== The data

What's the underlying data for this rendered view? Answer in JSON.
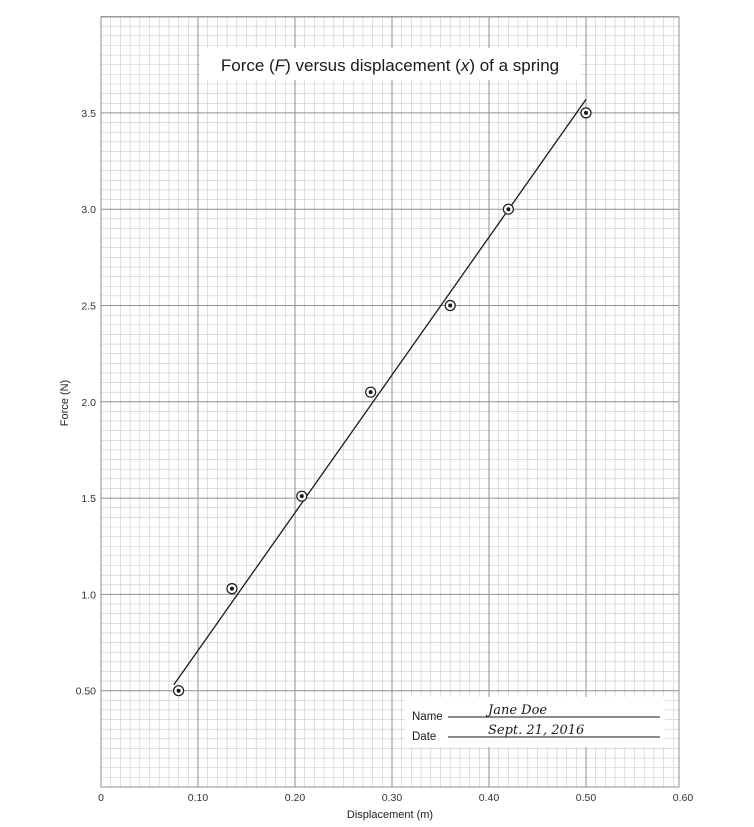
{
  "chart_data": {
    "type": "scatter",
    "title_parts": [
      "Force (",
      "F",
      ") versus displacement (",
      "x",
      ") of a spring"
    ],
    "xlabel": "Displacement (m)",
    "ylabel": "Force (N)",
    "xlim": [
      0,
      0.6
    ],
    "ylim": [
      0,
      4.0
    ],
    "x_ticks": [
      "0",
      "0.10",
      "0.20",
      "0.30",
      "0.40",
      "0.50",
      "0.60"
    ],
    "x_tick_values": [
      0,
      0.1,
      0.2,
      0.3,
      0.4,
      0.5,
      0.6
    ],
    "y_ticks": [
      "0.50",
      "1.0",
      "1.5",
      "2.0",
      "2.5",
      "3.0",
      "3.5"
    ],
    "y_tick_values": [
      0.5,
      1.0,
      1.5,
      2.0,
      2.5,
      3.0,
      3.5
    ],
    "grid": true,
    "points": [
      {
        "x": 0.08,
        "y": 0.5
      },
      {
        "x": 0.135,
        "y": 1.03
      },
      {
        "x": 0.207,
        "y": 1.51
      },
      {
        "x": 0.278,
        "y": 2.05
      },
      {
        "x": 0.36,
        "y": 2.5
      },
      {
        "x": 0.42,
        "y": 3.0
      },
      {
        "x": 0.5,
        "y": 3.5
      }
    ],
    "fit_line": {
      "x1": 0.075,
      "y1": 0.53,
      "x2": 0.5,
      "y2": 3.57
    }
  },
  "form": {
    "name_label": "Name",
    "name_value": "Jane Doe",
    "date_label": "Date",
    "date_value": "Sept. 21, 2016"
  },
  "colors": {
    "minor_grid": "#c9c9c9",
    "major_grid": "#8f8f8f",
    "ink": "#1a1a1a"
  }
}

====

Task
Repeat the listing in full and exactly. Leave any pictures out.

Answer to this problem
What's the underlying data for this rendered view? Answer in JSON.
{
  "chart_data": {
    "type": "scatter",
    "title_parts": [
      "Force (",
      "F",
      ") versus displacement (",
      "x",
      ") of a spring"
    ],
    "xlabel": "Displacement (m)",
    "ylabel": "Force (N)",
    "xlim": [
      0,
      0.6
    ],
    "ylim": [
      0,
      4.0
    ],
    "x_ticks": [
      "0",
      "0.10",
      "0.20",
      "0.30",
      "0.40",
      "0.50",
      "0.60"
    ],
    "x_tick_values": [
      0,
      0.1,
      0.2,
      0.3,
      0.4,
      0.5,
      0.6
    ],
    "y_ticks": [
      "0.50",
      "1.0",
      "1.5",
      "2.0",
      "2.5",
      "3.0",
      "3.5"
    ],
    "y_tick_values": [
      0.5,
      1.0,
      1.5,
      2.0,
      2.5,
      3.0,
      3.5
    ],
    "grid": true,
    "points": [
      {
        "x": 0.08,
        "y": 0.5
      },
      {
        "x": 0.135,
        "y": 1.03
      },
      {
        "x": 0.207,
        "y": 1.51
      },
      {
        "x": 0.278,
        "y": 2.05
      },
      {
        "x": 0.36,
        "y": 2.5
      },
      {
        "x": 0.42,
        "y": 3.0
      },
      {
        "x": 0.5,
        "y": 3.5
      }
    ],
    "fit_line": {
      "x1": 0.075,
      "y1": 0.53,
      "x2": 0.5,
      "y2": 3.57
    }
  },
  "form": {
    "name_label": "Name",
    "name_value": "Jane Doe",
    "date_label": "Date",
    "date_value": "Sept. 21, 2016"
  },
  "colors": {
    "minor_grid": "#c9c9c9",
    "major_grid": "#8f8f8f",
    "ink": "#1a1a1a"
  }
}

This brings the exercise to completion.